▸ EXERCISE INSTRUCTIONS
How many lines in the listing below include the word "fiscais"? Answer with the number and nothing else.

▸ DATASET RECORDS

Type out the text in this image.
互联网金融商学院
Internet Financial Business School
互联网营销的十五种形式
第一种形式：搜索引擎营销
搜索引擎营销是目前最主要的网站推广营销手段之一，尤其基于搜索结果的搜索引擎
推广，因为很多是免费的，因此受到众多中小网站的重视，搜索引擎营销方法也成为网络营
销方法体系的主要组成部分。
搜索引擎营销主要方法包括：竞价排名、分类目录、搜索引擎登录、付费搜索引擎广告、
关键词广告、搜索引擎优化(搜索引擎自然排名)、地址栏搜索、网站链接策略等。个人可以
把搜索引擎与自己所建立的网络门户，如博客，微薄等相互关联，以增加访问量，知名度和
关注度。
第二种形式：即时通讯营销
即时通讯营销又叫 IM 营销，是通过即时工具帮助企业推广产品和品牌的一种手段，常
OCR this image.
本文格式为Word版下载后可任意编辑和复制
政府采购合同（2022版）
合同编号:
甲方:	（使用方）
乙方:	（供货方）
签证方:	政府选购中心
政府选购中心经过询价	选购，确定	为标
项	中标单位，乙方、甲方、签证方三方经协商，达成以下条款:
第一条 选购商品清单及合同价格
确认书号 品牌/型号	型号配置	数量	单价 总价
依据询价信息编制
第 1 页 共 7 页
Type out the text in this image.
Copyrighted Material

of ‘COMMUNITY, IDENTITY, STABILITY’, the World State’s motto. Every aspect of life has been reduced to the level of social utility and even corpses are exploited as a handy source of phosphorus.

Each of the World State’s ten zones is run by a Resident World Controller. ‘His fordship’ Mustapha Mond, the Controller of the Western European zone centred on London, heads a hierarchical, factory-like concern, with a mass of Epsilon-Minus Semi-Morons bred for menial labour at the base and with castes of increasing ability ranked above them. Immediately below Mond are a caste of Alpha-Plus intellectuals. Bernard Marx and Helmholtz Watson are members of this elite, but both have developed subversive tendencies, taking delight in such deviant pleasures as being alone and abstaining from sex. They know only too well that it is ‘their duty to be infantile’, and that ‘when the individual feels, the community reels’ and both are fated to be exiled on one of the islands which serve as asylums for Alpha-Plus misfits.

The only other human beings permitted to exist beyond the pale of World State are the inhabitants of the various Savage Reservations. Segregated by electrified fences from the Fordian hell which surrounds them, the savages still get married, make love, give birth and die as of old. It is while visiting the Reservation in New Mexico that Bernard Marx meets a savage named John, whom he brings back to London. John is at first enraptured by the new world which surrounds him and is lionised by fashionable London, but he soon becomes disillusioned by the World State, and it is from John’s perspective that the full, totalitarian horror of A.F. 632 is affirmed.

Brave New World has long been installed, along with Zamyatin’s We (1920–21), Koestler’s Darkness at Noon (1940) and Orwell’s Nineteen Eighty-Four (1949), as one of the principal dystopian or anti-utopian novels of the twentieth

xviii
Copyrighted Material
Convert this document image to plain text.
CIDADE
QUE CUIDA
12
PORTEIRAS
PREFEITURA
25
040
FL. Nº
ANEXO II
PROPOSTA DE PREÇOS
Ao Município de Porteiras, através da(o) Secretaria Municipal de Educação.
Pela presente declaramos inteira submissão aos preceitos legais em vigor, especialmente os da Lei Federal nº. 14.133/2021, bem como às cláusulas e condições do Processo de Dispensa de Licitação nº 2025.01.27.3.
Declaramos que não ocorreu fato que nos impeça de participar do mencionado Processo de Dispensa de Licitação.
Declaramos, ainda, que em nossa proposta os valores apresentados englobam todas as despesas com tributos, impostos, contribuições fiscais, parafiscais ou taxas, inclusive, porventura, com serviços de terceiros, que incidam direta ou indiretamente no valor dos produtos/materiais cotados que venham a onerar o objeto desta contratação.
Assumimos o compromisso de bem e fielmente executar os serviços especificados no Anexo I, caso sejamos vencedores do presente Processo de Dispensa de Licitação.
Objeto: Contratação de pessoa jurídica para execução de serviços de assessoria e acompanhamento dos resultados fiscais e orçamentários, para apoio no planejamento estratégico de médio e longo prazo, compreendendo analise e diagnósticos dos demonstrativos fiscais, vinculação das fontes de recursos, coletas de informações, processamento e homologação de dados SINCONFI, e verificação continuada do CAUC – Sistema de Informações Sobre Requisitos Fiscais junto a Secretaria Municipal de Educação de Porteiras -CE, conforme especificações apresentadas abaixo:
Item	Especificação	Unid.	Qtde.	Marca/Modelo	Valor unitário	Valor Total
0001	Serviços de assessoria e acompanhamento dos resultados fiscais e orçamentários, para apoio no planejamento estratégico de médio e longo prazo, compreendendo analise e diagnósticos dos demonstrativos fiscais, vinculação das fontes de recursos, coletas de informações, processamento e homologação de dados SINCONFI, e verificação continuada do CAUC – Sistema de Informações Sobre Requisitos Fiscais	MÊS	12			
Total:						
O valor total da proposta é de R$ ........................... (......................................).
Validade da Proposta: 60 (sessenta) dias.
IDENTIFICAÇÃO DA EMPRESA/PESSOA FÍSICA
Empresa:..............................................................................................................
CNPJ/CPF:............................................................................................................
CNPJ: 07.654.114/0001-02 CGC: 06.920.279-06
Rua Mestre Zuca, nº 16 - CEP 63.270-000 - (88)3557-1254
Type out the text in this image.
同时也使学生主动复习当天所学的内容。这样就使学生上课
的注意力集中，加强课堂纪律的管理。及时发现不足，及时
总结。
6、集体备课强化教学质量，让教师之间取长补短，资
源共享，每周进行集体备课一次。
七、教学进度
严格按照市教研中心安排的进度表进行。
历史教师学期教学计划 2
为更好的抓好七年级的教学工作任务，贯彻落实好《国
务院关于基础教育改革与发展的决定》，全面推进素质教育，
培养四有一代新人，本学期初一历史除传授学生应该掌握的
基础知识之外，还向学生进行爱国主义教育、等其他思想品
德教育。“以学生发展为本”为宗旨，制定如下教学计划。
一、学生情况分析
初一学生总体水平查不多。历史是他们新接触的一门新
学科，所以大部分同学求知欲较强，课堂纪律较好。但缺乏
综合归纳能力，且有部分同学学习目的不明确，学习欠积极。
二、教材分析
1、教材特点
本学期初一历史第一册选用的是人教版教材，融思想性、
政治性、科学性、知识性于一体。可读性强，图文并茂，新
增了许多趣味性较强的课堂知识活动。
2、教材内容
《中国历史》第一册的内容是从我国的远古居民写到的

▸ EXPECTED OUTPUT
3